PROMPT 1:
Answer these questions from the blog post on project-based learning in history class.
(a) According to the post, what do most advocates of PBL likely agree the project should be?
(b) In what grade were the students in the Medieval World History class?
(c) How many hour-long periods were already allotted for the China unit?

TEXT SEGMENT:
======

Creating Practical PBL Units for History Class
A MiddleWeb Blog
Have you tried Project-based Learning in your history or social studies classroom? Was it awesome? Was it challenging?
And, if you haven’t tried to implement PBL, what’s stopping you? Predetermined curricular standards? Pushback from admin? A difficult fit with the school culture?
We’d like to argue that you can and should implement Project-based Learning in your history classroom. It doesn’t have to be perfect. Take some elements of PBL and try them a bit at a time. Small steps can turn a stale unit into a truly meaningful, real-world learning experience – even if it’s not pure PBL.
The essence of PBL
Project-based learning has many proponents, and truly there isn’t one way to do it “right.” However, it’s highly likely that most advocates of PBL will agree with the idea that the project should be student directed. The teacher should be there to support the students, but ultimately, the students create and demonstrate learning in their own way.
There are other important aspects to PBL that can and, many would argue should, be utilized – like the notion that there should be an authentic discovery taking place, and that the product that comes as a result of that discovery should have an authentic audience.
These “gold standard” concepts (see Buck Institute infographic) can discourage some teachers from even attempting a PBL unit or project. While it would be amazing if each student had the ability to make the connections and find relevance on their own, it has often been our experience that students of middle school age need scaffolding and teacher support to be able to do this.
In other words, the pure PBL model sometimes doesn’t fit with what we hope the students will uncover, or they may not yet possess the skills/tools necessary to independently produce the kind of highest-quality, purposeful projects we would wish for.
Good PBL takes some time
Additionally, good PBL takes time. Students need opportunities to return to their original idea or plan and make adjustments as they learn more information, make mistakes along the way, and take into account the opinions of others.
While we wish we could always let students discover information at a leisurely pace, we have curricular expectations to meet. It can be argued, of course, that the skills learned through PBL could be as important as any curricular expectations. But for many of us, practical realities come into play.
One of the most appealing aspects of authentic Project-based Learning is that it requires students to synthesize many skills: to do research both on and off line, to navigate tech tools and applications, to collaborate and solve problems, etc.
Middle school students, depending on their experiences in school and level of access to resources, often need extra support and reflection in building these skills, which we must account for in our lesson planning.
Our Medieval China project
So, we knew a few things:
- We wanted our 7th grade Medieval World History students to engage with PBL during their China unit.
- We couldn’t add any more teaching time to this unit than the 10 hour-long periods already allotted in our calendar. Subtract one period for the summative assessment and one period for synthesis/review and we had eight hours to work with.
- Our students did not have very much experience in previous years with true PBL and would need a lot of help building their toolkits.

======

RECORDS TO USE:

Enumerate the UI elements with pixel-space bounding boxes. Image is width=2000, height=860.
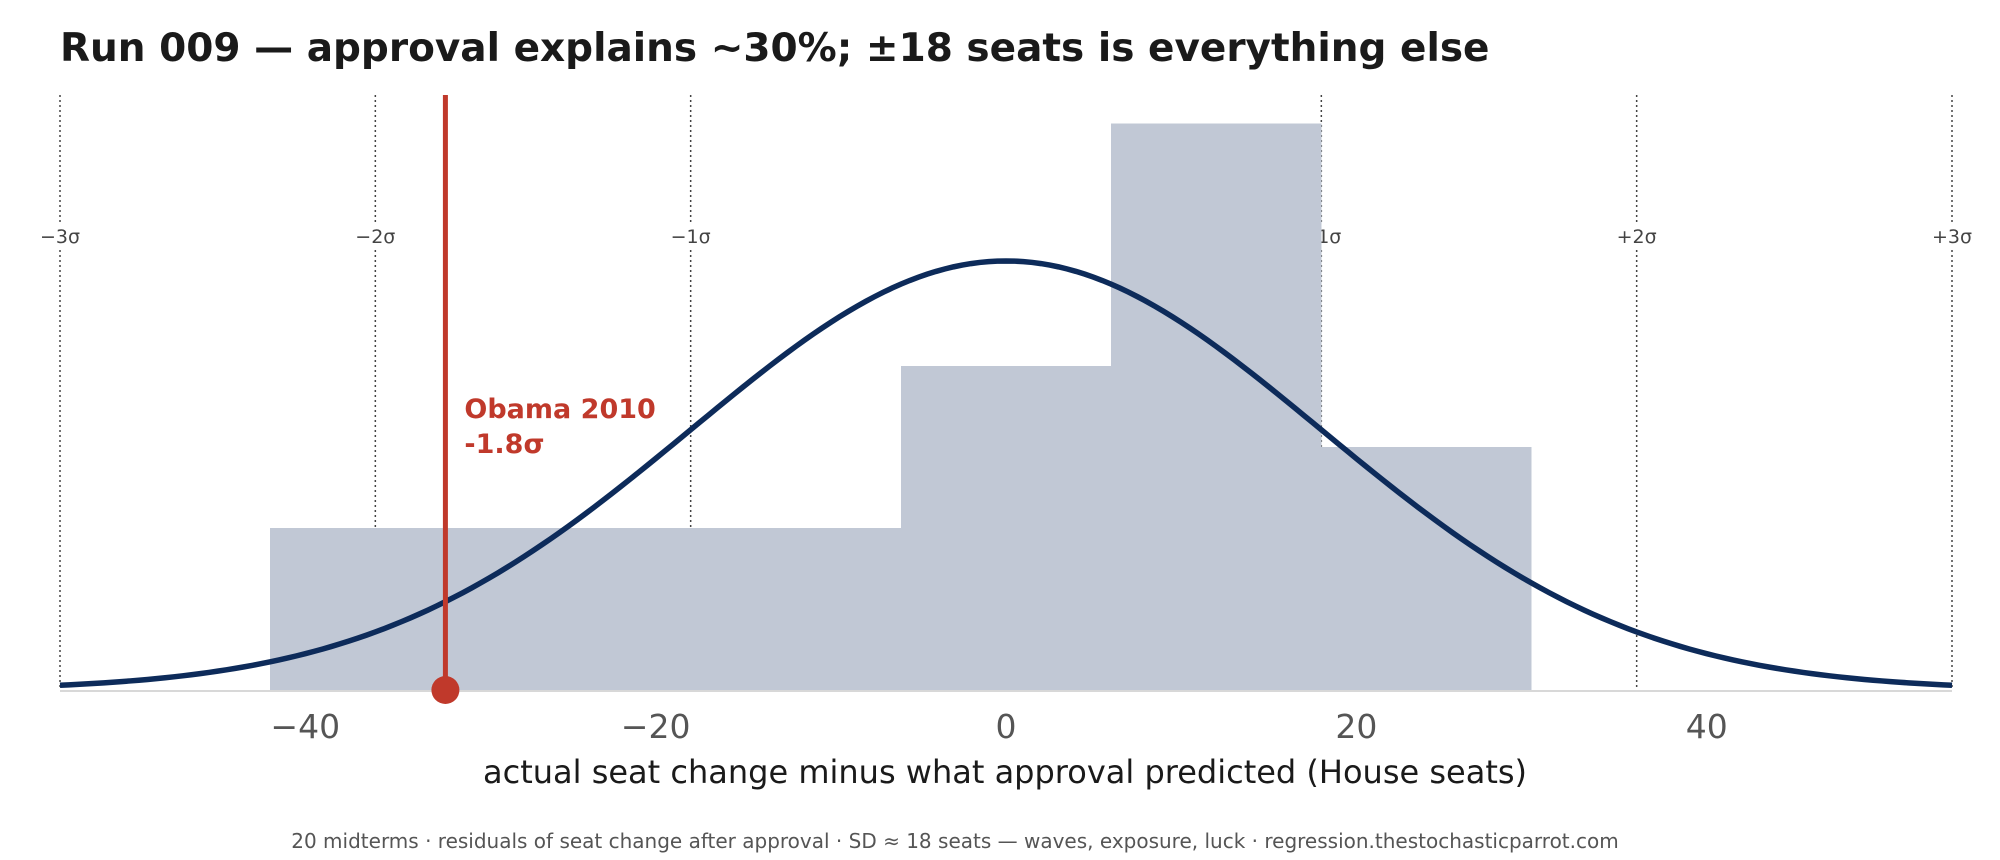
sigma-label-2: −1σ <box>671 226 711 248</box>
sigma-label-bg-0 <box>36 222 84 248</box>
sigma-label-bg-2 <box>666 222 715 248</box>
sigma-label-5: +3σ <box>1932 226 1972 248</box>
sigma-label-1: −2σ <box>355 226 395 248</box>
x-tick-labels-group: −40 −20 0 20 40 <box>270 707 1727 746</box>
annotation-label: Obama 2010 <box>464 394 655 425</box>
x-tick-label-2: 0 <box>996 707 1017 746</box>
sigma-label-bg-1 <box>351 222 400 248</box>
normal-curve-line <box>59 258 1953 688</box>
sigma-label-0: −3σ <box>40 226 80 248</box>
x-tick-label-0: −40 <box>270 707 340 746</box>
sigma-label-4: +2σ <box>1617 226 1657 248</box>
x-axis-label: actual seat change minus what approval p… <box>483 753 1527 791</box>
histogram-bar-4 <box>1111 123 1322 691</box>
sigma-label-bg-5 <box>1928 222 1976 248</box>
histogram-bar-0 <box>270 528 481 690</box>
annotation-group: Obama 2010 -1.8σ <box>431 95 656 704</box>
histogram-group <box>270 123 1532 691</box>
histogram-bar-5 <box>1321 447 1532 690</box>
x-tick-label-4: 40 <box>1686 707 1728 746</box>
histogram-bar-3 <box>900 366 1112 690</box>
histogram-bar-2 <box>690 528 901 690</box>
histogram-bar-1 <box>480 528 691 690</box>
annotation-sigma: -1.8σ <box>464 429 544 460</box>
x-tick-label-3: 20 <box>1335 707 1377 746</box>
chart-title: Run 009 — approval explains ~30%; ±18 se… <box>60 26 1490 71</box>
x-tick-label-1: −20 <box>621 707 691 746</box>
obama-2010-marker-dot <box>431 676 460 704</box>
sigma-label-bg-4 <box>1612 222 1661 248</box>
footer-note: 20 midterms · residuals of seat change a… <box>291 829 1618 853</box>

======

PROMPT 2:
Reproduce the records without any change, beginning with the line that contains "sigma-label-2: −1σ <box>671 226 711 248</box>" and continuing through the last line of the records, including both of those lines.

COMPLETE ANSWER 1:
(a) Student directed.
(b) 7th grade.
(c) 10.

COMPLETE ANSWER 2:
sigma-label-2: −1σ <box>671 226 711 248</box>
sigma-label-bg-0 <box>36 222 84 248</box>
sigma-label-bg-2 <box>666 222 715 248</box>
sigma-label-5: +3σ <box>1932 226 1972 248</box>
sigma-label-1: −2σ <box>355 226 395 248</box>
x-tick-labels-group: −40 −20 0 20 40 <box>270 707 1727 746</box>
annotation-label: Obama 2010 <box>464 394 655 425</box>
x-tick-label-2: 0 <box>996 707 1017 746</box>
sigma-label-bg-1 <box>351 222 400 248</box>
normal-curve-line <box>59 258 1953 688</box>
sigma-label-0: −3σ <box>40 226 80 248</box>
x-tick-label-0: −40 <box>270 707 340 746</box>
sigma-label-4: +2σ <box>1617 226 1657 248</box>
x-axis-label: actual seat change minus what approval p… <box>483 753 1527 791</box>
histogram-bar-4 <box>1111 123 1322 691</box>
sigma-label-bg-5 <box>1928 222 1976 248</box>
histogram-bar-0 <box>270 528 481 690</box>
annotation-group: Obama 2010 -1.8σ <box>431 95 656 704</box>
histogram-group <box>270 123 1532 691</box>
histogram-bar-5 <box>1321 447 1532 690</box>
x-tick-label-4: 40 <box>1686 707 1728 746</box>
histogram-bar-3 <box>900 366 1112 690</box>
histogram-bar-2 <box>690 528 901 690</box>
histogram-bar-1 <box>480 528 691 690</box>
annotation-sigma: -1.8σ <box>464 429 544 460</box>
x-tick-label-3: 20 <box>1335 707 1377 746</box>
chart-title: Run 009 — approval explains ~30%; ±18 se… <box>60 26 1490 71</box>
x-tick-label-1: −20 <box>621 707 691 746</box>
obama-2010-marker-dot <box>431 676 460 704</box>
sigma-label-bg-4 <box>1612 222 1661 248</box>
footer-note: 20 midterms · residuals of seat change a… <box>291 829 1618 853</box>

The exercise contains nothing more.